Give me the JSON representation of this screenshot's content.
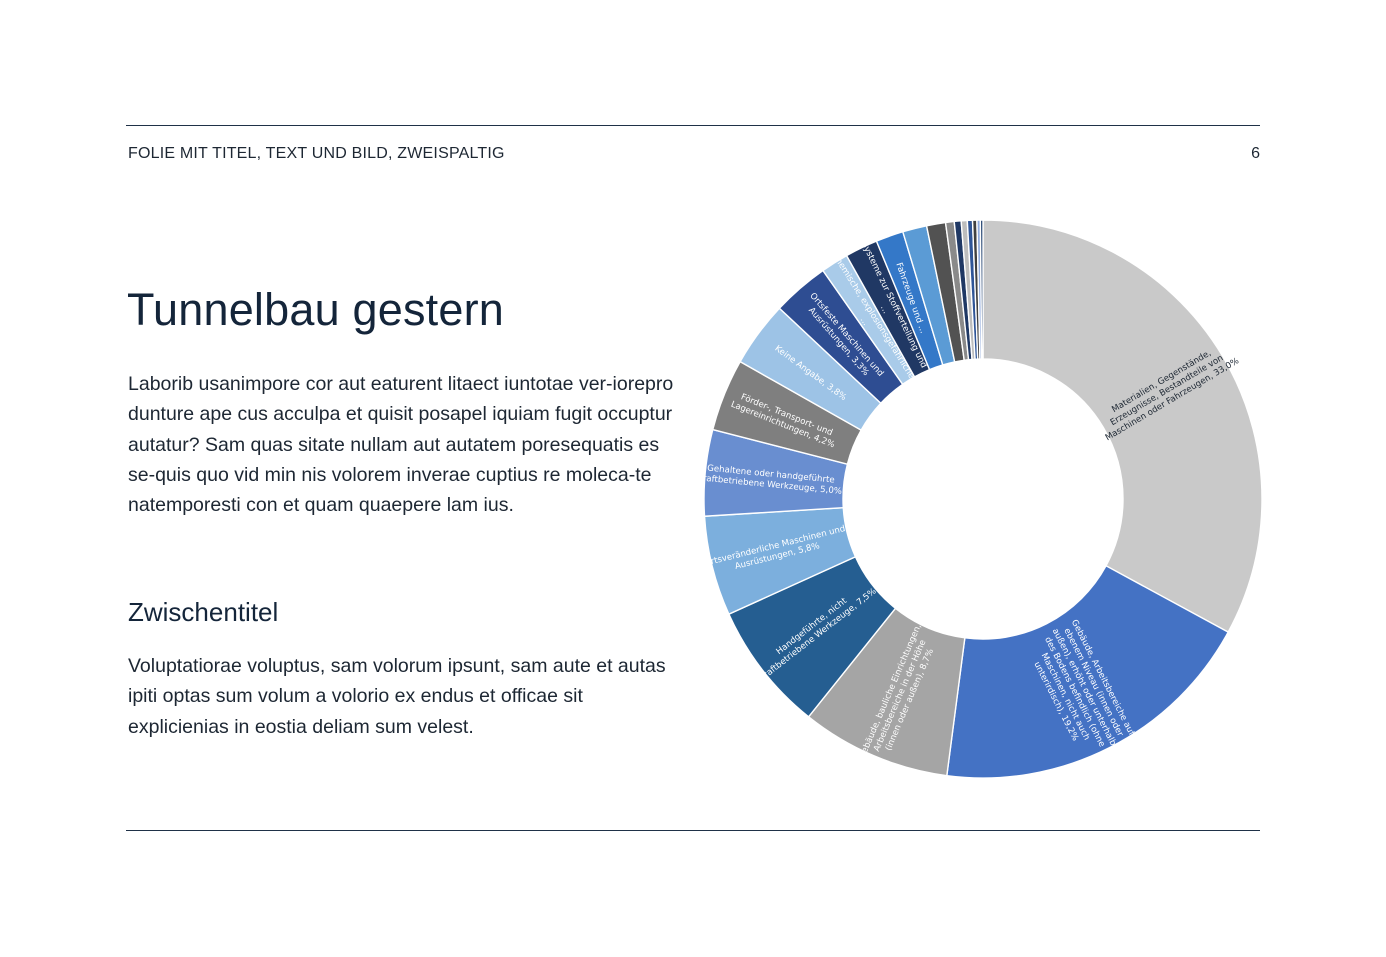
{
  "header": {
    "label": "FOLIE MIT TITEL, TEXT UND BILD, ZWEISPALTIG",
    "page_number": "6"
  },
  "content": {
    "title": "Tunnelbau gestern",
    "paragraph_1": "Laborib usanimpore cor aut eaturent litaect iuntotae ver-iorepro dunture ape cus acculpa et quisit posapel iquiam fugit occuptur autatur? Sam quas sitate nullam aut autatem poresequatis es se-quis quo vid min nis volorem inverae cuptius re moleca-te natemporesti con et quam quaepere lam ius.",
    "subtitle": "Zwischentitel",
    "paragraph_2": "Voluptatiorae voluptus, sam volorum ipsunt, sam aute et autas ipiti optas sum volum a volorio ex endus et officae sit explicienias in eostia deliam sum velest."
  },
  "chart_data": {
    "type": "pie",
    "subtype": "donut",
    "slices": [
      {
        "label": "Materialien, Gegenstände, Erzeugnisse, Bestandteile von Maschinen oder Fahrzeugen, 33,0%",
        "value": 33.0,
        "color": "#c9c9c9",
        "label_color": "dark"
      },
      {
        "label": "Gebäude, Arbeitsbereiche auf ebenem Niveau (innen oder außen), erhöht oder unterhalb des Bodens befindlich (ohne Maschinen, nicht auch unterirdisch), 19,2%",
        "value": 19.2,
        "color": "#4472c4"
      },
      {
        "label": "Gebäude, bauliche Einrichtungen, Arbeitsbereiche in der Höhe (innen oder außen), 8,7%",
        "value": 8.7,
        "color": "#a5a5a5"
      },
      {
        "label": "Handgeführte, nicht kraftbetriebene Werkzeuge, 7,5%",
        "value": 7.5,
        "color": "#255e91"
      },
      {
        "label": "Ortsveränderliche Maschinen und Ausrüstungen, 5,8%",
        "value": 5.8,
        "color": "#7cafdd"
      },
      {
        "label": "Gehaltene oder handgeführte kraftbetriebene Werkzeuge, 5,0%",
        "value": 5.0,
        "color": "#698ed0"
      },
      {
        "label": "Förder-, Transport- und Lagereinrichtungen, 4,2%",
        "value": 4.2,
        "color": "#7f7f7f"
      },
      {
        "label": "Keine Angabe, 3,8%",
        "value": 3.8,
        "color": "#9dc3e6"
      },
      {
        "label": "Ortsfeste Maschinen und Ausrüstungen, 3,3%",
        "value": 3.3,
        "color": "#2e4d92"
      },
      {
        "label": "Chemische, explosionsgefährliche ...",
        "value": 1.6,
        "color": "#a9cbe9"
      },
      {
        "label": "Systeme zur Stoffverteilung und ...",
        "value": 1.9,
        "color": "#203864"
      },
      {
        "label": "Fahrzeuge und ...",
        "value": 1.6,
        "color": "#3478c8"
      },
      {
        "label": "",
        "value": 1.4,
        "color": "#5b9bd5"
      },
      {
        "label": "",
        "value": 1.1,
        "color": "#525252"
      },
      {
        "label": "",
        "value": 0.5,
        "color": "#8a8a8a"
      },
      {
        "label": "",
        "value": 0.4,
        "color": "#1f3864"
      },
      {
        "label": "",
        "value": 0.35,
        "color": "#bdbdbd"
      },
      {
        "label": "",
        "value": 0.3,
        "color": "#2f5597"
      },
      {
        "label": "",
        "value": 0.25,
        "color": "#404040"
      },
      {
        "label": "",
        "value": 0.2,
        "color": "#8faadc"
      },
      {
        "label": "",
        "value": 0.15,
        "color": "#1a3b6a"
      }
    ],
    "start_angle_deg": 0,
    "direction": "clockwise"
  }
}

++++

Repeat every record above exactly, but leave out any pictures.

Give me the JSON representation of this screenshot's content.
{
  "header": {
    "label": "FOLIE MIT TITEL, TEXT UND BILD, ZWEISPALTIG",
    "page_number": "6"
  },
  "content": {
    "title": "Tunnelbau gestern",
    "paragraph_1": "Laborib usanimpore cor aut eaturent litaect iuntotae ver-iorepro dunture ape cus acculpa et quisit posapel iquiam fugit occuptur autatur? Sam quas sitate nullam aut autatem poresequatis es se-quis quo vid min nis volorem inverae cuptius re moleca-te natemporesti con et quam quaepere lam ius.",
    "subtitle": "Zwischentitel",
    "paragraph_2": "Voluptatiorae voluptus, sam volorum ipsunt, sam aute et autas ipiti optas sum volum a volorio ex endus et officae sit explicienias in eostia deliam sum velest."
  },
  "chart_data": {
    "type": "pie",
    "subtype": "donut",
    "slices": [
      {
        "label": "Materialien, Gegenstände, Erzeugnisse, Bestandteile von Maschinen oder Fahrzeugen, 33,0%",
        "value": 33.0,
        "color": "#c9c9c9",
        "label_color": "dark"
      },
      {
        "label": "Gebäude, Arbeitsbereiche auf ebenem Niveau (innen oder außen), erhöht oder unterhalb des Bodens befindlich (ohne Maschinen, nicht auch unterirdisch), 19,2%",
        "value": 19.2,
        "color": "#4472c4"
      },
      {
        "label": "Gebäude, bauliche Einrichtungen, Arbeitsbereiche in der Höhe (innen oder außen), 8,7%",
        "value": 8.7,
        "color": "#a5a5a5"
      },
      {
        "label": "Handgeführte, nicht kraftbetriebene Werkzeuge, 7,5%",
        "value": 7.5,
        "color": "#255e91"
      },
      {
        "label": "Ortsveränderliche Maschinen und Ausrüstungen, 5,8%",
        "value": 5.8,
        "color": "#7cafdd"
      },
      {
        "label": "Gehaltene oder handgeführte kraftbetriebene Werkzeuge, 5,0%",
        "value": 5.0,
        "color": "#698ed0"
      },
      {
        "label": "Förder-, Transport- und Lagereinrichtungen, 4,2%",
        "value": 4.2,
        "color": "#7f7f7f"
      },
      {
        "label": "Keine Angabe, 3,8%",
        "value": 3.8,
        "color": "#9dc3e6"
      },
      {
        "label": "Ortsfeste Maschinen und Ausrüstungen, 3,3%",
        "value": 3.3,
        "color": "#2e4d92"
      },
      {
        "label": "Chemische, explosionsgefährliche ...",
        "value": 1.6,
        "color": "#a9cbe9"
      },
      {
        "label": "Systeme zur Stoffverteilung und ...",
        "value": 1.9,
        "color": "#203864"
      },
      {
        "label": "Fahrzeuge und ...",
        "value": 1.6,
        "color": "#3478c8"
      },
      {
        "label": "",
        "value": 1.4,
        "color": "#5b9bd5"
      },
      {
        "label": "",
        "value": 1.1,
        "color": "#525252"
      },
      {
        "label": "",
        "value": 0.5,
        "color": "#8a8a8a"
      },
      {
        "label": "",
        "value": 0.4,
        "color": "#1f3864"
      },
      {
        "label": "",
        "value": 0.35,
        "color": "#bdbdbd"
      },
      {
        "label": "",
        "value": 0.3,
        "color": "#2f5597"
      },
      {
        "label": "",
        "value": 0.25,
        "color": "#404040"
      },
      {
        "label": "",
        "value": 0.2,
        "color": "#8faadc"
      },
      {
        "label": "",
        "value": 0.15,
        "color": "#1a3b6a"
      }
    ],
    "start_angle_deg": 0,
    "direction": "clockwise"
  }
}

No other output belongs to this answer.